-- REQUIREMENTS --
Pull out from the material below all lines with "failure".

[BEGIN]

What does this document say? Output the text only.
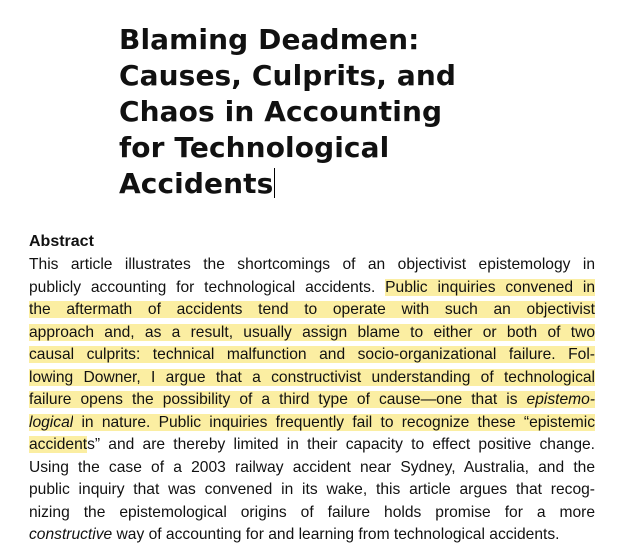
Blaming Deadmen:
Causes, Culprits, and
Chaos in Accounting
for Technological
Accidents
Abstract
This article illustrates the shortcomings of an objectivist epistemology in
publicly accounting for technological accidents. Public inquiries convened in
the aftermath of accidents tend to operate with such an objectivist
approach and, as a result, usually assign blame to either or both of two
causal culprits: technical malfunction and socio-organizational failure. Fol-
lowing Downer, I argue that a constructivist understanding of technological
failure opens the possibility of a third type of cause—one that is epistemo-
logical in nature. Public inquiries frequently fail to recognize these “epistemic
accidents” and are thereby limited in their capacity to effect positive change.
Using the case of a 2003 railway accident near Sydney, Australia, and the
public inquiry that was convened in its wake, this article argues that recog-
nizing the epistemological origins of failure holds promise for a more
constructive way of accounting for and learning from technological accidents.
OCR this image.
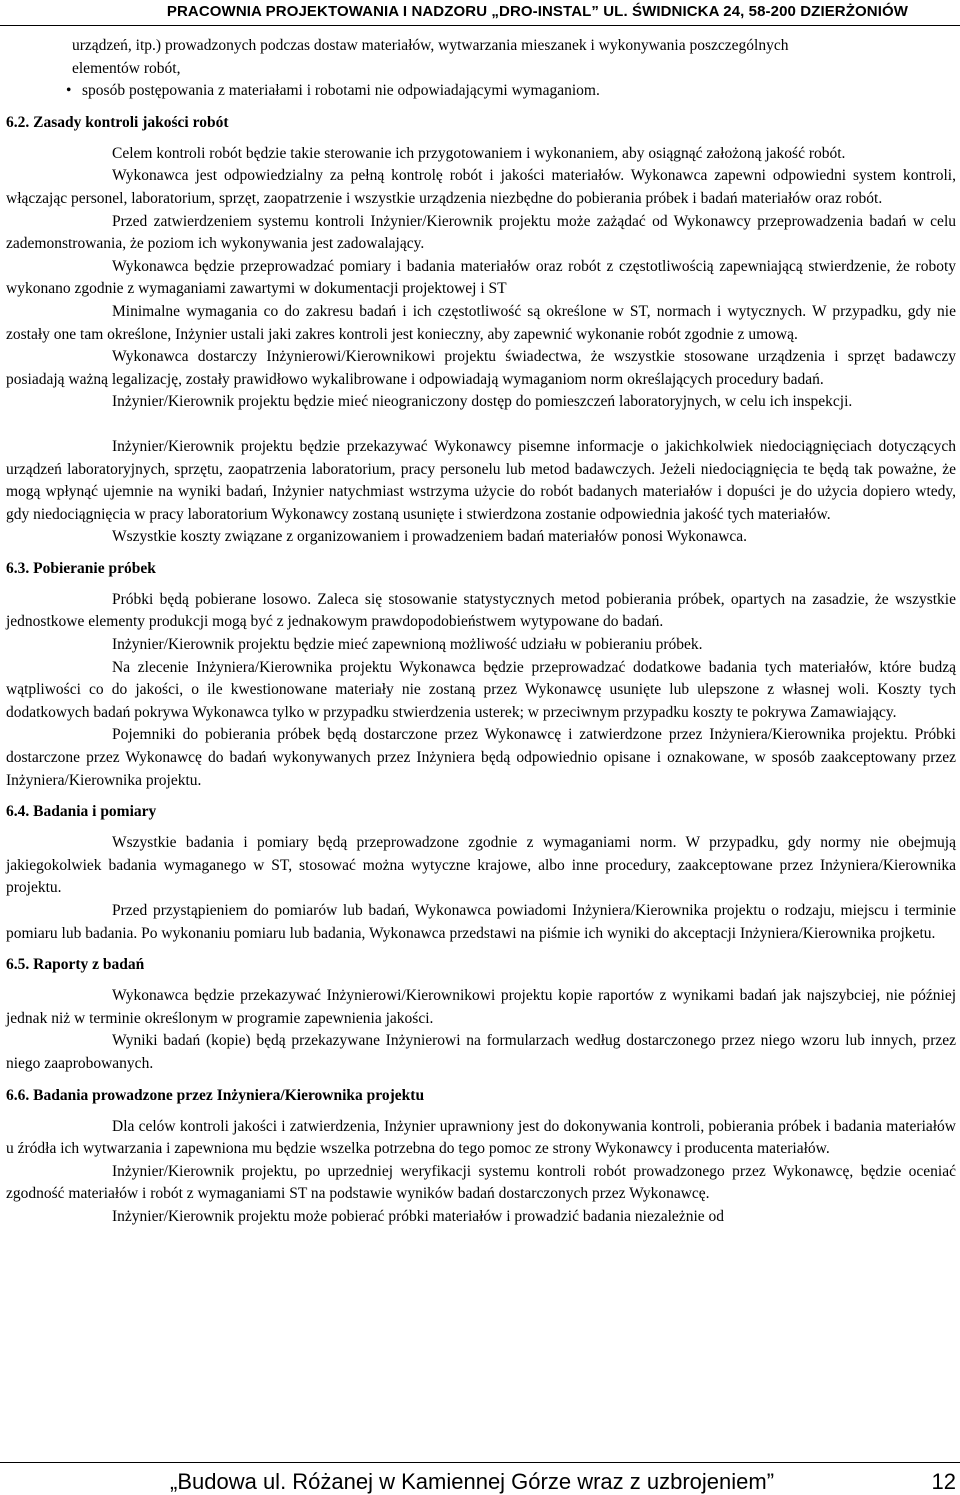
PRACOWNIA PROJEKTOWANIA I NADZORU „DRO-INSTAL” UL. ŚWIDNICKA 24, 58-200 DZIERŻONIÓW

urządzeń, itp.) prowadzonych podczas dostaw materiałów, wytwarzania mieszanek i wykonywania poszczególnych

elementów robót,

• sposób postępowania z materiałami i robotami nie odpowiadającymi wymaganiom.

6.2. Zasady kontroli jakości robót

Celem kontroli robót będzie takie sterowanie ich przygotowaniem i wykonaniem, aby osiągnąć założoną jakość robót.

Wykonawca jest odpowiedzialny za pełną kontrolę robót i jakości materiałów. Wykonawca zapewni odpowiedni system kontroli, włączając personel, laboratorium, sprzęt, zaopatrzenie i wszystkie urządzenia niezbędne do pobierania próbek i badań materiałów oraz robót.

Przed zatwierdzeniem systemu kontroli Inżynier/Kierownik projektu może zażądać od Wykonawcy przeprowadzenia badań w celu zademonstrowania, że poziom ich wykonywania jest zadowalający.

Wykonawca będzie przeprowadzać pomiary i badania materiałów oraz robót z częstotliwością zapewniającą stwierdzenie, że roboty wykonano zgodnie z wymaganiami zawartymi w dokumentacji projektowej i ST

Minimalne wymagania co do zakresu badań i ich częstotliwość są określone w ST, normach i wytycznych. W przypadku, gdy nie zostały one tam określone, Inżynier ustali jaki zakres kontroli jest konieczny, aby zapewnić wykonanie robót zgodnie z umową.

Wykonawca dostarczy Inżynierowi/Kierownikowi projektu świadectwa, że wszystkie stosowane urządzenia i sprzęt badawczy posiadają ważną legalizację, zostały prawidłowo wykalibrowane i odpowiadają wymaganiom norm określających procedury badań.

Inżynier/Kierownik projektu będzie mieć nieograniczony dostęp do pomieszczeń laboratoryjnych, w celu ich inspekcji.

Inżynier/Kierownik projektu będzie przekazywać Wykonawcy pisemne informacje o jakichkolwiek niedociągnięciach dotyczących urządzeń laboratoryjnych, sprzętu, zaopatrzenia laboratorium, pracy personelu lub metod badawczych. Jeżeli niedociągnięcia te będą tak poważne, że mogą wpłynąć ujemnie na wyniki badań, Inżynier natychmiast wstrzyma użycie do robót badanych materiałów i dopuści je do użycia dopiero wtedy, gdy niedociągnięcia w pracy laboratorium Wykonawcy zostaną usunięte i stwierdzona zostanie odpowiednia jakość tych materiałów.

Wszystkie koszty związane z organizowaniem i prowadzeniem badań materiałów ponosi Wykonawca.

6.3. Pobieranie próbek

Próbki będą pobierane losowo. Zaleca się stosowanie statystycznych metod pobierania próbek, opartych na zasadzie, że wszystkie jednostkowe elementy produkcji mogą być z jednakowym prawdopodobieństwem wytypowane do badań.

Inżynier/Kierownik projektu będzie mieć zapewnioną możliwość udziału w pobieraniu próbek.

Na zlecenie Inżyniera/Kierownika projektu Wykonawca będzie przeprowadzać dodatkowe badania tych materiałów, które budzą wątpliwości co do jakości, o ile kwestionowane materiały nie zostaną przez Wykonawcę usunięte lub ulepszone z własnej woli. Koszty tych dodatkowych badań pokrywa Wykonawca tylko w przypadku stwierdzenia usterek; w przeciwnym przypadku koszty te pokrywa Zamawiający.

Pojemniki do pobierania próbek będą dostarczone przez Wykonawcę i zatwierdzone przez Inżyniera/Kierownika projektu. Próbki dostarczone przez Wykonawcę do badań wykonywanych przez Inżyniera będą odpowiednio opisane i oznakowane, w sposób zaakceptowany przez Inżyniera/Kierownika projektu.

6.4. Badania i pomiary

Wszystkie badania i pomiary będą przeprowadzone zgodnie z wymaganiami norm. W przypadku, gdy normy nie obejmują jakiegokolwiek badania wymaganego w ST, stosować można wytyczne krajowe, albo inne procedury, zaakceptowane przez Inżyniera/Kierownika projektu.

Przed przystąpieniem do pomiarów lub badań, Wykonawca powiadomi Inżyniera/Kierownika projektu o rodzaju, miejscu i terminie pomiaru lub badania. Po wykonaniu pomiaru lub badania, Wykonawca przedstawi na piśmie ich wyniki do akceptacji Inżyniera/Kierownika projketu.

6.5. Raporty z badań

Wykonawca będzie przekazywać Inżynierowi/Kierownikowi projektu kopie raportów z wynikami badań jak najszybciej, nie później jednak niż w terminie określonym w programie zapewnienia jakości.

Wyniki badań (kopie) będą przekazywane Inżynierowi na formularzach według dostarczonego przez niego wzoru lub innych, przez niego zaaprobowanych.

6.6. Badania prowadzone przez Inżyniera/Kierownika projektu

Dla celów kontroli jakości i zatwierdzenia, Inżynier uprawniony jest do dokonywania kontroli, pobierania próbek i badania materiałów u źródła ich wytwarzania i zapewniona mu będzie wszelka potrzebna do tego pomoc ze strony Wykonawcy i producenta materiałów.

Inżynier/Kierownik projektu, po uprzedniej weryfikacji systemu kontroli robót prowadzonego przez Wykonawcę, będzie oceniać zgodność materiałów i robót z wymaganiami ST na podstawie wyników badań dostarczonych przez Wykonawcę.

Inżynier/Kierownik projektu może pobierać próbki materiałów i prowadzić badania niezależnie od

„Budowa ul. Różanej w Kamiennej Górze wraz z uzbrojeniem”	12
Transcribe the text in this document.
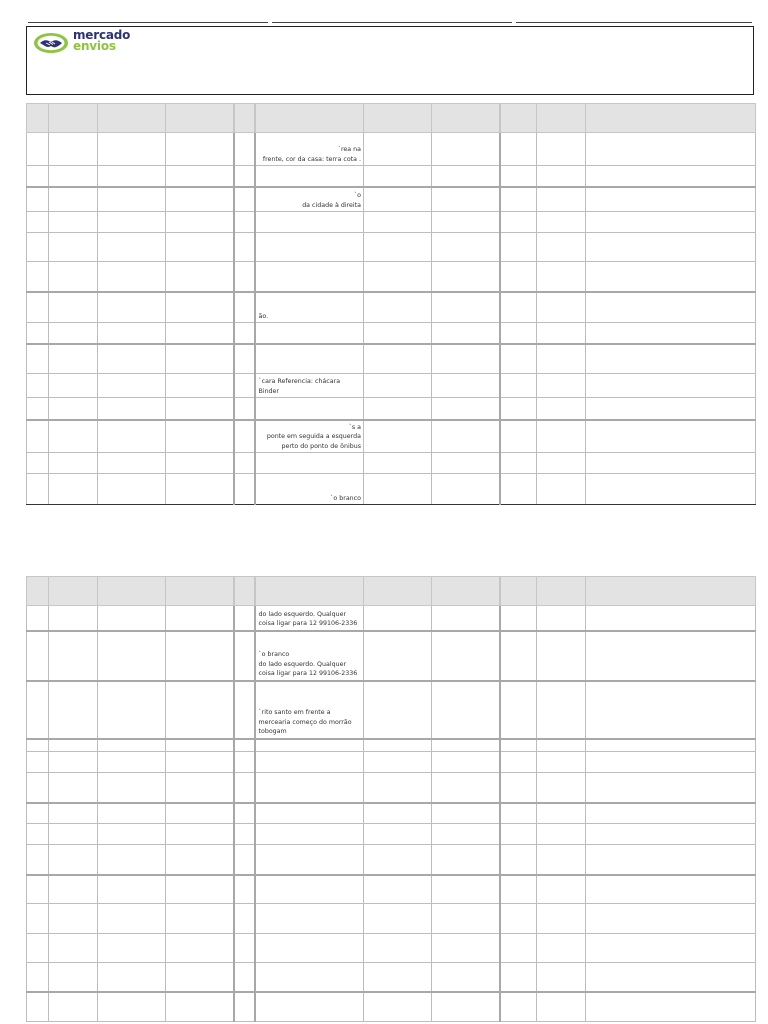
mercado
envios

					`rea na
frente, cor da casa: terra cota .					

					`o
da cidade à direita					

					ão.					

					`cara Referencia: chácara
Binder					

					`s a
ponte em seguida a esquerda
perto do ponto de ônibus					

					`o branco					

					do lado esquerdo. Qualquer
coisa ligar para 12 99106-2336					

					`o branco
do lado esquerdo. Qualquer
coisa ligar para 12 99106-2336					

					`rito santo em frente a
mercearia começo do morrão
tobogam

[END]

-- RESULT FOR THIS TASK --
causal culprits: technical malfunction and socio-organizational failure. Fol-
failure opens the possibility of a third type of cause—one that is epistemo-
nizing the epistemological origins of failure holds promise for a more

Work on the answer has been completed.